-- DATA ENTRIES start --

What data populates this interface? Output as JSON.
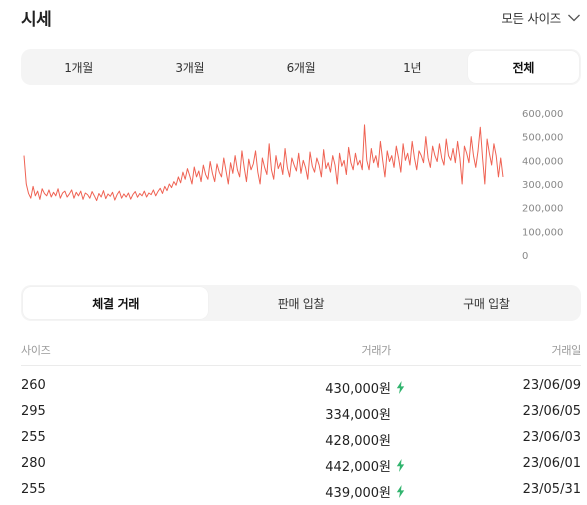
{
  "header": {
    "title": "시세",
    "size_select_label": "모든 사이즈"
  },
  "period_tabs": [
    {
      "label": "1개월",
      "active": false
    },
    {
      "label": "3개월",
      "active": false
    },
    {
      "label": "6개월",
      "active": false
    },
    {
      "label": "1년",
      "active": false
    },
    {
      "label": "전체",
      "active": true
    }
  ],
  "chart_data": {
    "type": "line",
    "title": "",
    "xlabel": "",
    "ylabel": "",
    "ylim": [
      0,
      600000
    ],
    "y_ticks": [
      "600,000",
      "500,000",
      "400,000",
      "300,000",
      "200,000",
      "100,000",
      "0"
    ],
    "y_tick_values": [
      600000,
      500000,
      400000,
      300000,
      200000,
      100000,
      0
    ],
    "grid": false,
    "legend": "none",
    "line_color": "#ef6253",
    "series": [
      {
        "values": [
          420000,
          300000,
          260000,
          240000,
          290000,
          250000,
          270000,
          235000,
          280000,
          260000,
          250000,
          275000,
          245000,
          265000,
          250000,
          280000,
          240000,
          262000,
          270000,
          245000,
          258000,
          275000,
          240000,
          265000,
          250000,
          270000,
          235000,
          262000,
          255000,
          240000,
          268000,
          250000,
          230000,
          260000,
          245000,
          272000,
          238000,
          258000,
          248000,
          265000,
          232000,
          255000,
          270000,
          240000,
          258000,
          245000,
          262000,
          236000,
          256000,
          268000,
          244000,
          260000,
          250000,
          270000,
          245000,
          262000,
          255000,
          275000,
          250000,
          268000,
          282000,
          260000,
          290000,
          272000,
          300000,
          285000,
          310000,
          295000,
          330000,
          305000,
          350000,
          320000,
          365000,
          335000,
          300000,
          372000,
          330000,
          355000,
          310000,
          380000,
          340000,
          320000,
          395000,
          345000,
          310000,
          385000,
          350000,
          330000,
          410000,
          355000,
          300000,
          390000,
          345000,
          420000,
          360000,
          330000,
          440000,
          370000,
          310000,
          405000,
          360000,
          385000,
          440000,
          350000,
          300000,
          410000,
          370000,
          340000,
          470000,
          360000,
          320000,
          420000,
          365000,
          390000,
          340000,
          450000,
          370000,
          330000,
          410000,
          380000,
          355000,
          430000,
          345000,
          400000,
          370000,
          320000,
          435000,
          375000,
          350000,
          410000,
          380000,
          330000,
          445000,
          365000,
          390000,
          350000,
          420000,
          380000,
          300000,
          430000,
          375000,
          400000,
          340000,
          455000,
          390000,
          360000,
          430000,
          380000,
          400000,
          360000,
          550000,
          400000,
          360000,
          450000,
          390000,
          420000,
          370000,
          480000,
          400000,
          330000,
          440000,
          395000,
          420000,
          370000,
          460000,
          410000,
          350000,
          470000,
          400000,
          430000,
          380000,
          480000,
          410000,
          360000,
          440000,
          420000,
          390000,
          500000,
          410000,
          370000,
          460000,
          420000,
          395000,
          470000,
          410000,
          380000,
          490000,
          420000,
          400000,
          450000,
          390000,
          480000,
          410000,
          300000,
          460000,
          430000,
          390000,
          500000,
          420000,
          370000,
          440000,
          540000,
          410000,
          300000,
          490000,
          430000,
          380000,
          470000,
          420000,
          330000,
          410000,
          330000
        ]
      }
    ]
  },
  "trade_tabs": [
    {
      "label": "체결 거래",
      "active": true
    },
    {
      "label": "판매 입찰",
      "active": false
    },
    {
      "label": "구매 입찰",
      "active": false
    }
  ],
  "table": {
    "headers": {
      "size": "사이즈",
      "price": "거래가",
      "date": "거래일"
    },
    "rows": [
      {
        "size": "260",
        "price": "430,000원",
        "date": "23/06/09",
        "fast": true
      },
      {
        "size": "295",
        "price": "334,000원",
        "date": "23/06/05",
        "fast": false
      },
      {
        "size": "255",
        "price": "428,000원",
        "date": "23/06/03",
        "fast": false
      },
      {
        "size": "280",
        "price": "442,000원",
        "date": "23/06/01",
        "fast": true
      },
      {
        "size": "255",
        "price": "439,000원",
        "date": "23/05/31",
        "fast": true
      }
    ],
    "fast_icon_color": "#31b46e"
  }
}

-- DATA ENTRIES end --

REQUEST:
Without the pictures, transcribe the listing above exactly.

COMPLETE OUTPUT:
What data populates this interface? Output as JSON.
{
  "header": {
    "title": "시세",
    "size_select_label": "모든 사이즈"
  },
  "period_tabs": [
    {
      "label": "1개월",
      "active": false
    },
    {
      "label": "3개월",
      "active": false
    },
    {
      "label": "6개월",
      "active": false
    },
    {
      "label": "1년",
      "active": false
    },
    {
      "label": "전체",
      "active": true
    }
  ],
  "chart_data": {
    "type": "line",
    "title": "",
    "xlabel": "",
    "ylabel": "",
    "ylim": [
      0,
      600000
    ],
    "y_ticks": [
      "600,000",
      "500,000",
      "400,000",
      "300,000",
      "200,000",
      "100,000",
      "0"
    ],
    "y_tick_values": [
      600000,
      500000,
      400000,
      300000,
      200000,
      100000,
      0
    ],
    "grid": false,
    "legend": "none",
    "line_color": "#ef6253",
    "series": [
      {
        "values": [
          420000,
          300000,
          260000,
          240000,
          290000,
          250000,
          270000,
          235000,
          280000,
          260000,
          250000,
          275000,
          245000,
          265000,
          250000,
          280000,
          240000,
          262000,
          270000,
          245000,
          258000,
          275000,
          240000,
          265000,
          250000,
          270000,
          235000,
          262000,
          255000,
          240000,
          268000,
          250000,
          230000,
          260000,
          245000,
          272000,
          238000,
          258000,
          248000,
          265000,
          232000,
          255000,
          270000,
          240000,
          258000,
          245000,
          262000,
          236000,
          256000,
          268000,
          244000,
          260000,
          250000,
          270000,
          245000,
          262000,
          255000,
          275000,
          250000,
          268000,
          282000,
          260000,
          290000,
          272000,
          300000,
          285000,
          310000,
          295000,
          330000,
          305000,
          350000,
          320000,
          365000,
          335000,
          300000,
          372000,
          330000,
          355000,
          310000,
          380000,
          340000,
          320000,
          395000,
          345000,
          310000,
          385000,
          350000,
          330000,
          410000,
          355000,
          300000,
          390000,
          345000,
          420000,
          360000,
          330000,
          440000,
          370000,
          310000,
          405000,
          360000,
          385000,
          440000,
          350000,
          300000,
          410000,
          370000,
          340000,
          470000,
          360000,
          320000,
          420000,
          365000,
          390000,
          340000,
          450000,
          370000,
          330000,
          410000,
          380000,
          355000,
          430000,
          345000,
          400000,
          370000,
          320000,
          435000,
          375000,
          350000,
          410000,
          380000,
          330000,
          445000,
          365000,
          390000,
          350000,
          420000,
          380000,
          300000,
          430000,
          375000,
          400000,
          340000,
          455000,
          390000,
          360000,
          430000,
          380000,
          400000,
          360000,
          550000,
          400000,
          360000,
          450000,
          390000,
          420000,
          370000,
          480000,
          400000,
          330000,
          440000,
          395000,
          420000,
          370000,
          460000,
          410000,
          350000,
          470000,
          400000,
          430000,
          380000,
          480000,
          410000,
          360000,
          440000,
          420000,
          390000,
          500000,
          410000,
          370000,
          460000,
          420000,
          395000,
          470000,
          410000,
          380000,
          490000,
          420000,
          400000,
          450000,
          390000,
          480000,
          410000,
          300000,
          460000,
          430000,
          390000,
          500000,
          420000,
          370000,
          440000,
          540000,
          410000,
          300000,
          490000,
          430000,
          380000,
          470000,
          420000,
          330000,
          410000,
          330000
        ]
      }
    ]
  },
  "trade_tabs": [
    {
      "label": "체결 거래",
      "active": true
    },
    {
      "label": "판매 입찰",
      "active": false
    },
    {
      "label": "구매 입찰",
      "active": false
    }
  ],
  "table": {
    "headers": {
      "size": "사이즈",
      "price": "거래가",
      "date": "거래일"
    },
    "rows": [
      {
        "size": "260",
        "price": "430,000원",
        "date": "23/06/09",
        "fast": true
      },
      {
        "size": "295",
        "price": "334,000원",
        "date": "23/06/05",
        "fast": false
      },
      {
        "size": "255",
        "price": "428,000원",
        "date": "23/06/03",
        "fast": false
      },
      {
        "size": "280",
        "price": "442,000원",
        "date": "23/06/01",
        "fast": true
      },
      {
        "size": "255",
        "price": "439,000원",
        "date": "23/05/31",
        "fast": true
      }
    ],
    "fast_icon_color": "#31b46e"
  }
}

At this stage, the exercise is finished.